TRECHO SELECIONADO ::
■ ■ ■ ■

Desligue o cérebro e divirta-se com Dwayne Johnson na Netflix Claire Folger / Warner Bros.

Desligue o cérebro e divirta-se com Dwayne Johnson na Netflix

Eddie Murphy pavimentou a estrada por onde correm Dwayne Johnson e Kevin Hart em “Um Espião e Meio”, dois ex-colegas de escolas que voltam a se falar em circunstâncias tão suspeitas quanto absurdamente engraçadas na comédia policial de Rawson Marshall Thurber. Embora aqui se tenha dois protagonistas e não apenas um, o suficiente para fazer da franquia “Um Tira da Pesada” (1984-2024) um estrondoso sucesso, o roteiro de Thurber, Ike Barinholtz e David Stassentem o condão de distribuir as sequências de modo equânime, dando todas as condições para que Johnson e Hart estabeleçam a tabelinha que confere um ritmo à parte numa história naturalmente vesana.

■ ■ ■ ■

TRABALHO PROPOSTO ::
• A. Responda às perguntas com base na resenha:
(i) Qual é o título do filme estrelado por Dwayne Johnson e Kevin Hart?
(ii) Quem dirige essa comédia policial?
(iii) Que franquia é mencionada e qual período aparece entre parênteses ao lado dela?
• B. Diga se cada afirmação está de acordo com a resenha, citando as palavras que decidem a resposta:
(i) Os dois personagens principais estudaram juntos.
(ii) O filme tem um único protagonista.
(iii) O filme é um drama.
• C. Liste todas as pessoas mencionadas na frase da resenha que começa com "Eddie Murphy pavimentou a estrada".
A listagem não tem nenhum papel no que se pede aqui.

[Registros de um conjunto de dados]

■ ■ ■ ■

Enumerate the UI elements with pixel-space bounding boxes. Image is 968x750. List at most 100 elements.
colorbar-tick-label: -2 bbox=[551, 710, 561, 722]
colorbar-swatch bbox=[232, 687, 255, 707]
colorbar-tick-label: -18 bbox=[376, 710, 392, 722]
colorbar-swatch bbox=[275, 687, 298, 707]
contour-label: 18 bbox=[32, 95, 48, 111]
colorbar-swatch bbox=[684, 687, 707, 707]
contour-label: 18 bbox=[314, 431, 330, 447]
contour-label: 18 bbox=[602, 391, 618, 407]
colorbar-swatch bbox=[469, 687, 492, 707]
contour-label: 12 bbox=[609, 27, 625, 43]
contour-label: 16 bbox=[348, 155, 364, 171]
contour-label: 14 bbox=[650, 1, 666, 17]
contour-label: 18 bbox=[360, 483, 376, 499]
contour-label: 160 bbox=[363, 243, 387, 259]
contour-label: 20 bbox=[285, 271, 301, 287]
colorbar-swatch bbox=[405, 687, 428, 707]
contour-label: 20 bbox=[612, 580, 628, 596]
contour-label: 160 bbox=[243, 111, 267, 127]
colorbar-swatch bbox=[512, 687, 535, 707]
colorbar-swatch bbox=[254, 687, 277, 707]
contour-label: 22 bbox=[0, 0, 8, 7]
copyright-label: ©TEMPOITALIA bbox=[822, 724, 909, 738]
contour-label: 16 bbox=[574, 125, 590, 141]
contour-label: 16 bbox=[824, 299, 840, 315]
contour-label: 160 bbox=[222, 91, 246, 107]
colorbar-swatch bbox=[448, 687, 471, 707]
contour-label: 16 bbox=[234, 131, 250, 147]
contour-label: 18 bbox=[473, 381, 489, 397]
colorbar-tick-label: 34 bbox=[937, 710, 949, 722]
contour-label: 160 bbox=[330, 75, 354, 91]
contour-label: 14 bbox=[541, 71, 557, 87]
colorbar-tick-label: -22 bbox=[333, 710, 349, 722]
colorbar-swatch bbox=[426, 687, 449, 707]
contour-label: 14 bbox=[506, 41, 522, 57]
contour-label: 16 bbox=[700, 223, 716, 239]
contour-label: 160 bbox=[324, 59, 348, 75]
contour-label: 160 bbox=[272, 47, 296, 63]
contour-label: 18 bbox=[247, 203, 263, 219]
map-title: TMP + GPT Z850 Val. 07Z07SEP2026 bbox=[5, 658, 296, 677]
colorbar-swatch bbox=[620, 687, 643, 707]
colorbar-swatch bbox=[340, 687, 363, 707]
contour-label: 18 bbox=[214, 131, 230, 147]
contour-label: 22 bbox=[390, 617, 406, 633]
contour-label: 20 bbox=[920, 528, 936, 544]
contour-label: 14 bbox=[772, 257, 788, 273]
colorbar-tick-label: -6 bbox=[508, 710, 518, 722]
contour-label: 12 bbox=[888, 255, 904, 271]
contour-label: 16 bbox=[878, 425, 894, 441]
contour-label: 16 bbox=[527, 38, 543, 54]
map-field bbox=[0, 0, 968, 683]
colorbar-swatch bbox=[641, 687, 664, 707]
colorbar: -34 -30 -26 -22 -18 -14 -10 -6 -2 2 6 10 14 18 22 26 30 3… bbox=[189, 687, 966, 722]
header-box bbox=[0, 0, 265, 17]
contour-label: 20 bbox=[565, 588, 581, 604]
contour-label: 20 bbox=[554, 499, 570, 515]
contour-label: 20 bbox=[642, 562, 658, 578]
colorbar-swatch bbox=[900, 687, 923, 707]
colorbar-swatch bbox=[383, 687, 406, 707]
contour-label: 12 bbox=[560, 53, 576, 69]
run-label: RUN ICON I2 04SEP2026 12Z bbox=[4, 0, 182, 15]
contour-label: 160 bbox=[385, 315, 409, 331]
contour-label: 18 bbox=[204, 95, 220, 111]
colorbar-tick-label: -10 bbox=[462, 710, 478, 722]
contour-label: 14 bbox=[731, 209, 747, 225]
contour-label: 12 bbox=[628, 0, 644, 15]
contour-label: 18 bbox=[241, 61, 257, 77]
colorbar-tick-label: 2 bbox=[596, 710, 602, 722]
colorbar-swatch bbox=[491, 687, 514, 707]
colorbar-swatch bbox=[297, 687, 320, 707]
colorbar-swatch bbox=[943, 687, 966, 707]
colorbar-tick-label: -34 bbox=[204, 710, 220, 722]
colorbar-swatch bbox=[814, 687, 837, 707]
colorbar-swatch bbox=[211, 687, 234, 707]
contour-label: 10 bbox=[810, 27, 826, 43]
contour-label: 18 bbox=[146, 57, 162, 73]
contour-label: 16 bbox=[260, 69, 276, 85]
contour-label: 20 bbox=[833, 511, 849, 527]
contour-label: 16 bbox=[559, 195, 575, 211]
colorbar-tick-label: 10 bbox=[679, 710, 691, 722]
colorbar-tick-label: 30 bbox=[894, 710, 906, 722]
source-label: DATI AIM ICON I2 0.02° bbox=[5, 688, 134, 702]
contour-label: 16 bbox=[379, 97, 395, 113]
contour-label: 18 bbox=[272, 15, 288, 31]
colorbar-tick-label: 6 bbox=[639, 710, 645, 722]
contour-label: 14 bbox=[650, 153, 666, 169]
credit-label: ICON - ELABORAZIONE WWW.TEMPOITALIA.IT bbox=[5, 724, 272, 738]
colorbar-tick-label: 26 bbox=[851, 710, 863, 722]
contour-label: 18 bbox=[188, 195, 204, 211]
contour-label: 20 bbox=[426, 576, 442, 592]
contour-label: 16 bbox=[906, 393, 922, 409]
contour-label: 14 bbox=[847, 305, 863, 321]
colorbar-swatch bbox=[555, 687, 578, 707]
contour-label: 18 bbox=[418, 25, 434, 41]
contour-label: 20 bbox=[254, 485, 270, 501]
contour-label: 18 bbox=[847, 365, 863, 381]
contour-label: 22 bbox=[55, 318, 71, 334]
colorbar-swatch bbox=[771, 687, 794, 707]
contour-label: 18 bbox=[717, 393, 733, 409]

■ ■ ■ ■

RESPOSTAS POR TAREFA ::
• A.
(i) "Um Espião e Meio".
(ii) Rawson Marshall Thurber.
(iii) A franquia "Um Tira da Pesada", com o período 1984-2024.

• B.
(i) Sim: "dois ex-colegas de escolas que voltam a se falar".
(ii) Não: "Embora aqui se tenha dois protagonistas e não apenas um".
(iii) Não: "na comédia policial de Rawson Marshall Thurber".

• C. Eddie Murphy, Dwayne Johnson, Kevin Hart, Rawson Marshall Thurber.